**Description of the task:** Return all the data below as it stands, minus the pictures.

———

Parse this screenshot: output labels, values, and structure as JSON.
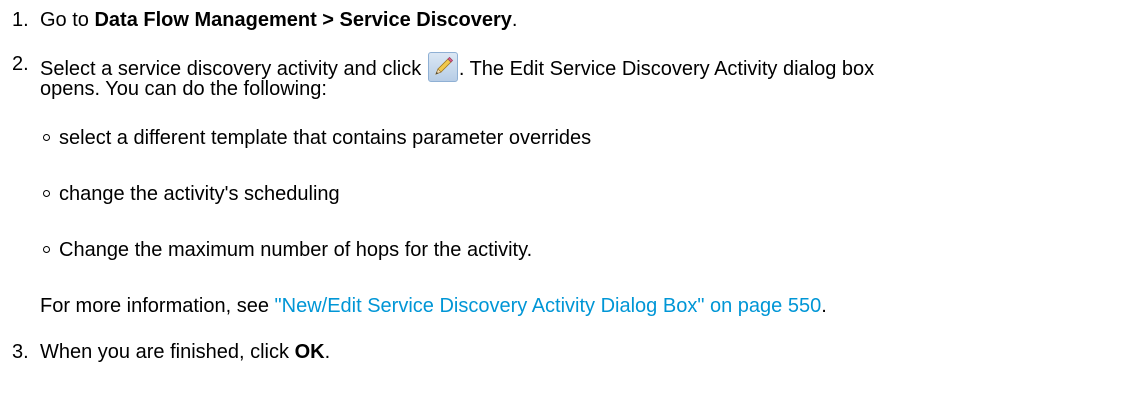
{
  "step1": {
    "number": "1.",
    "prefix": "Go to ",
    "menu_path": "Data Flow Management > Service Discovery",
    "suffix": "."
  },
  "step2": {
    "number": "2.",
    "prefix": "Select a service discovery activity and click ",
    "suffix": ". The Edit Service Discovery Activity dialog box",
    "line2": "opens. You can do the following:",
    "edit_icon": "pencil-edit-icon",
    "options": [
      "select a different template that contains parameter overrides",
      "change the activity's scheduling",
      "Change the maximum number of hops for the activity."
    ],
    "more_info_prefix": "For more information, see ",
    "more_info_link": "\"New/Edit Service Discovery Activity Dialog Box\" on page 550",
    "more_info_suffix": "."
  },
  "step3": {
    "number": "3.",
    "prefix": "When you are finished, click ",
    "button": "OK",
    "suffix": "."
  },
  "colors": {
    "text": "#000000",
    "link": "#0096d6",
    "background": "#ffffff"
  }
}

———

**Correct response:**
Parse this screenshot: output labels, values, and structure as JSON.
{
  "step1": {
    "number": "1.",
    "prefix": "Go to ",
    "menu_path": "Data Flow Management > Service Discovery",
    "suffix": "."
  },
  "step2": {
    "number": "2.",
    "prefix": "Select a service discovery activity and click ",
    "suffix": ". The Edit Service Discovery Activity dialog box",
    "line2": "opens. You can do the following:",
    "edit_icon": "pencil-edit-icon",
    "options": [
      "select a different template that contains parameter overrides",
      "change the activity's scheduling",
      "Change the maximum number of hops for the activity."
    ],
    "more_info_prefix": "For more information, see ",
    "more_info_link": "\"New/Edit Service Discovery Activity Dialog Box\" on page 550",
    "more_info_suffix": "."
  },
  "step3": {
    "number": "3.",
    "prefix": "When you are finished, click ",
    "button": "OK",
    "suffix": "."
  },
  "colors": {
    "text": "#000000",
    "link": "#0096d6",
    "background": "#ffffff"
  }
}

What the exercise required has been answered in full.